• Records for the exercise:
START
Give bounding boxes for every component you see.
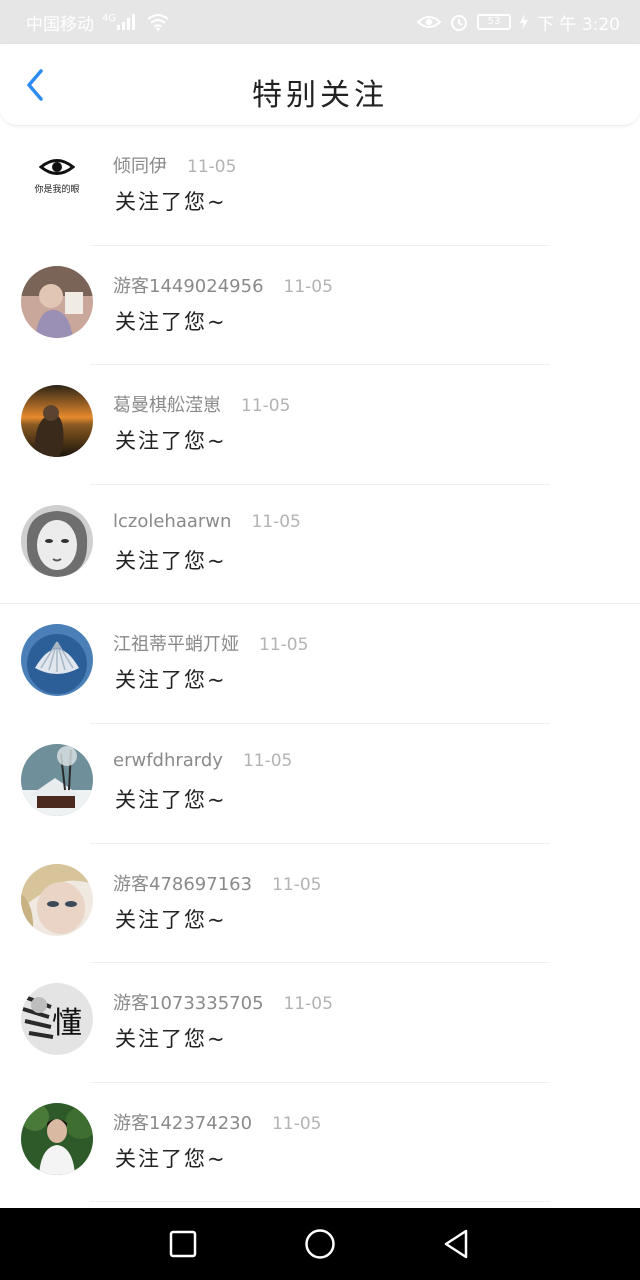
header: 特别关注 bbox=[0, 44, 640, 126]
list-item[interactable]: lczolehaarwn 11-05 关注了您~ bbox=[0, 485, 640, 605]
user-name[interactable]: 游客142374230 bbox=[113, 1113, 252, 1134]
list-item[interactable]: 懂 游客1073335705 11-05 关注了您~ bbox=[0, 963, 640, 1083]
follower-list: 你是我的眼 倾同伊 11-05 关注了您~ 游客1449024956 11-05 关… bbox=[0, 126, 640, 1203]
list-item[interactable]: 游客142374230 11-05 关注了您~ bbox=[0, 1083, 640, 1203]
list-item[interactable]: 葛曼棋舩滢崽 11-05 关注了您~ bbox=[0, 365, 640, 485]
follow-message: 关注了您~ bbox=[115, 429, 227, 454]
user-name[interactable]: erwfdhrardy bbox=[113, 750, 223, 771]
page-title: 特别关注 bbox=[252, 78, 388, 113]
name-line: 江祖蒂平蛸丌娅 11-05 bbox=[113, 630, 308, 656]
follow-date: 11-05 bbox=[242, 750, 293, 771]
follow-message: 关注了您~ bbox=[115, 1146, 227, 1171]
avatar[interactable]: 懂 bbox=[21, 983, 93, 1056]
follow-date: 11-05 bbox=[251, 511, 301, 532]
battery-icon: 53 bbox=[477, 14, 512, 30]
follow-date: 11-05 bbox=[272, 1113, 322, 1134]
list-item[interactable]: 游客478697163 11-05 关注了您~ bbox=[0, 844, 640, 964]
navigation-bar bbox=[0, 1208, 640, 1280]
follow-date: 11-05 bbox=[241, 396, 291, 417]
carrier-label: 中国移动 bbox=[26, 14, 94, 35]
follow-message: 关注了您~ bbox=[115, 787, 227, 812]
signal-icon: 4G bbox=[102, 13, 138, 31]
alarm-icon bbox=[449, 12, 469, 32]
list-item[interactable]: 江祖蒂平蛸丌娅 11-05 关注了您~ bbox=[0, 604, 640, 724]
avatar-character: 懂 bbox=[52, 1006, 82, 1041]
user-name[interactable]: 江祖蒂平蛸丌娅 bbox=[113, 634, 239, 655]
avatar[interactable] bbox=[21, 1102, 93, 1175]
avatar[interactable] bbox=[21, 504, 93, 577]
home-icon bbox=[305, 1229, 335, 1259]
eye-icon bbox=[417, 14, 442, 30]
user-name[interactable]: lczolehaarwn bbox=[113, 511, 231, 532]
divider bbox=[90, 1201, 550, 1203]
recent-apps-button[interactable] bbox=[163, 1226, 203, 1262]
avatar[interactable] bbox=[21, 624, 93, 697]
avatar[interactable] bbox=[21, 863, 93, 936]
user-name[interactable]: 游客1073335705 bbox=[113, 993, 264, 1014]
list-item[interactable]: 游客1449024956 11-05 关注了您~ bbox=[0, 246, 640, 366]
name-line: 葛曼棋舩滢崽 11-05 bbox=[113, 391, 290, 417]
name-line: 游客142374230 11-05 bbox=[113, 1109, 321, 1135]
avatar[interactable]: 你是我的眼 bbox=[21, 146, 93, 218]
logo-caption: 你是我的眼 bbox=[34, 185, 80, 195]
back-icon bbox=[444, 1229, 468, 1259]
follow-date: 11-05 bbox=[272, 874, 322, 895]
avatar[interactable] bbox=[21, 265, 93, 338]
wifi-icon bbox=[146, 13, 170, 31]
follow-date: 11-05 bbox=[187, 157, 237, 177]
list-item[interactable]: 你是我的眼 倾同伊 11-05 关注了您~ bbox=[0, 126, 640, 246]
name-line: 倾同伊 11-05 bbox=[113, 152, 236, 178]
clock: 下 午 3:20 bbox=[537, 14, 620, 35]
name-line: erwfdhrardy 11-05 bbox=[113, 750, 292, 771]
user-name[interactable]: 葛曼棋舩滢崽 bbox=[113, 395, 221, 416]
recent-apps-icon bbox=[169, 1230, 197, 1258]
name-line: 游客478697163 11-05 bbox=[113, 870, 321, 896]
status-right: 53 下 午 3:20 bbox=[417, 10, 620, 35]
user-name[interactable]: 游客478697163 bbox=[113, 874, 252, 895]
user-name[interactable]: 倾同伊 bbox=[113, 156, 167, 177]
network-type: 4G bbox=[102, 13, 117, 24]
follow-date: 11-05 bbox=[259, 635, 309, 656]
avatar[interactable] bbox=[21, 385, 93, 458]
follow-message: 关注了您~ bbox=[115, 190, 227, 214]
charging-icon bbox=[519, 14, 529, 30]
status-bar: 中国移动 4G 53 下 午 3:20 bbox=[0, 0, 640, 44]
list-item[interactable]: erwfdhrardy 11-05 关注了您~ bbox=[0, 724, 640, 844]
follow-message: 关注了您~ bbox=[115, 309, 227, 334]
name-line: lczolehaarwn 11-05 bbox=[113, 511, 301, 532]
user-name[interactable]: 游客1449024956 bbox=[113, 276, 264, 297]
follow-date: 11-05 bbox=[283, 994, 333, 1015]
eye-logo-icon bbox=[39, 159, 75, 175]
follow-message: 关注了您~ bbox=[115, 668, 227, 693]
home-button[interactable] bbox=[300, 1226, 340, 1262]
follow-date: 11-05 bbox=[283, 276, 333, 297]
back-nav-button[interactable] bbox=[436, 1226, 476, 1262]
follow-message: 关注了您~ bbox=[115, 548, 227, 573]
follow-message: 关注了您~ bbox=[115, 1027, 227, 1052]
name-line: 游客1449024956 11-05 bbox=[113, 272, 333, 298]
name-line: 游客1073335705 11-05 bbox=[113, 989, 333, 1015]
status-left: 中国移动 4G bbox=[26, 10, 170, 35]
follow-message: 关注了您~ bbox=[115, 907, 227, 932]
avatar[interactable] bbox=[21, 743, 93, 816]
END
• Your objective: Render each line of the material above as a JSON list of strings, one string per line, skipping any blank lines and leaving out the pictures.

• Exercise output:
[
  "Give bounding boxes for every component you see.",
  "header: 特别关注 bbox=[0, 44, 640, 126]",
  "list-item[interactable]: lczolehaarwn 11-05 关注了您~ bbox=[0, 485, 640, 605]",
  "user-name[interactable]: 游客142374230 bbox=[113, 1113, 252, 1134]",
  "list-item[interactable]: 懂 游客1073335705 11-05 关注了您~ bbox=[0, 963, 640, 1083]",
  "follower-list: 你是我的眼 倾同伊 11-05 关注了您~ 游客1449024956 11-05 关… bbox=[0, 126, 640, 1203]",
  "list-item[interactable]: 游客142374230 11-05 关注了您~ bbox=[0, 1083, 640, 1203]",
  "list-item[interactable]: 葛曼棋舩滢崽 11-05 关注了您~ bbox=[0, 365, 640, 485]",
  "follow-message: 关注了您~ bbox=[115, 429, 227, 454]",
  "user-name[interactable]: erwfdhrardy bbox=[113, 750, 223, 771]",
  "page-title: 特别关注 bbox=[252, 78, 388, 113]",
  "name-line: 江祖蒂平蛸丌娅 11-05 bbox=[113, 630, 308, 656]",
  "follow-date: 11-05 bbox=[242, 750, 293, 771]",
  "follow-message: 关注了您~ bbox=[115, 1146, 227, 1171]",
  "avatar[interactable]: 懂 bbox=[21, 983, 93, 1056]",
  "follow-date: 11-05 bbox=[251, 511, 301, 532]",
  "battery-icon: 53 bbox=[477, 14, 512, 30]",
  "follow-date: 11-05 bbox=[272, 1113, 322, 1134]",
  "list-item[interactable]: 游客478697163 11-05 关注了您~ bbox=[0, 844, 640, 964]",
  "navigation-bar bbox=[0, 1208, 640, 1280]",
  "follow-date: 11-05 bbox=[241, 396, 291, 417]",
  "carrier-label: 中国移动 bbox=[26, 14, 94, 35]",
  "follow-message: 关注了您~ bbox=[115, 787, 227, 812]",
  "signal-icon: 4G bbox=[102, 13, 138, 31]",
  "alarm-icon bbox=[449, 12, 469, 32]",
  "list-item[interactable]: 江祖蒂平蛸丌娅 11-05 关注了您~ bbox=[0, 604, 640, 724]",
  "avatar-character: 懂 bbox=[52, 1006, 82, 1041]",
  "user-name[interactable]: 江祖蒂平蛸丌娅 bbox=[113, 634, 239, 655]",
  "avatar[interactable] bbox=[21, 1102, 93, 1175]",
  "avatar[interactable] bbox=[21, 504, 93, 577]",
  "home-icon bbox=[305, 1229, 335, 1259]",
  "eye-icon bbox=[417, 14, 442, 30]",
  "user-name[interactable]: lczolehaarwn bbox=[113, 511, 231, 532]",
  "divider bbox=[90, 1201, 550, 1203]",
  "recent-apps-button[interactable] bbox=[163, 1226, 203, 1262]",
  "avatar[interactable] bbox=[21, 624, 93, 697]",
  "avatar[interactable] bbox=[21, 863, 93, 936]",
  "user-name[interactable]: 游客1073335705 bbox=[113, 993, 264, 1014]",
  "list-item[interactable]: 游客1449024956 11-05 关注了您~ bbox=[0, 246, 640, 366]",
  "name-line: 葛曼棋舩滢崽 11-05 bbox=[113, 391, 290, 417]",
  "name-line: 游客142374230 11-05 bbox=[113, 1109, 321, 1135]",
  "avatar[interactable]: 你是我的眼 bbox=[21, 146, 93, 218]",
  "logo-caption: 你是我的眼 bbox=[34, 185, 80, 195]",
  "back-icon bbox=[444, 1229, 468, 1259]",
  "follow-date: 11-05 bbox=[272, 874, 322, 895]",
  "avatar[interactable] bbox=[21, 265, 93, 338]",
  "wifi-icon bbox=[146, 13, 170, 31]",
  "follow-date: 11-05 bbox=[187, 157, 237, 177]",
  "list-item[interactable]: 你是我的眼 倾同伊 11-05 关注了您~ bbox=[0, 126, 640, 246]",
  "name-line: 倾同伊 11-05 bbox=[113, 152, 236, 178]",
  "clock: 下 午 3:20 bbox=[537, 14, 620, 35]",
  "name-line: erwfdhrardy 11-05 bbox=[113, 750, 292, 771]",
  "user-name[interactable]: 葛曼棋舩滢崽 bbox=[113, 395, 221, 416]",
  "recent-apps-icon bbox=[169, 1230, 197, 1258]",
  "name-line: 游客478697163 11-05 bbox=[113, 870, 321, 896]",
  "status-right: 53 下 午 3:20 bbox=[417, 10, 620, 35]",
  "user-name[interactable]: 游客478697163 bbox=[113, 874, 252, 895]",
  "user-name[interactable]: 倾同伊 bbox=[113, 156, 167, 177]",
  "network-type: 4G bbox=[102, 13, 117, 24]",
  "follow-date: 11-05 bbox=[259, 635, 309, 656]",
  "avatar[interactable] bbox=[21, 385, 93, 458]",
  "follow-message: 关注了您~ bbox=[115, 190, 227, 214]",
  "charging-icon bbox=[519, 14, 529, 30]",
  "status-bar: 中国移动 4G 53 下 午 3:20 bbox=[0, 0, 640, 44]",
  "list-item[interactable]: erwfdhrardy 11-05 关注了您~ bbox=[0, 724, 640, 844]",
  "follow-message: 关注了您~ bbox=[115, 309, 227, 334]",
  "name-line: lczolehaarwn 11-05 bbox=[113, 511, 301, 532]",
  "user-name[interactable]: 游客1449024956 bbox=[113, 276, 264, 297]",
  "follow-date: 11-05 bbox=[283, 994, 333, 1015]",
  "eye-logo-icon bbox=[39, 159, 75, 175]",
  "follow-message: 关注了您~ bbox=[115, 668, 227, 693]",
  "home-button[interactable] bbox=[300, 1226, 340, 1262]",
  "follow-date: 11-05 bbox=[283, 276, 333, 297]",
  "back-nav-button[interactable] bbox=[436, 1226, 476, 1262]",
  "follow-message: 关注了您~ bbox=[115, 548, 227, 573]",
  "follow-message: 关注了您~ bbox=[115, 1027, 227, 1052]",
  "name-line: 游客1449024956 11-05 bbox=[113, 272, 333, 298]",
  "name-line: 游客1073335705 11-05 bbox=[113, 989, 333, 1015]",
  "status-left: 中国移动 4G bbox=[26, 10, 170, 35]",
  "follow-message: 关注了您~ bbox=[115, 907, 227, 932]",
  "avatar[interactable] bbox=[21, 743, 93, 816]"
]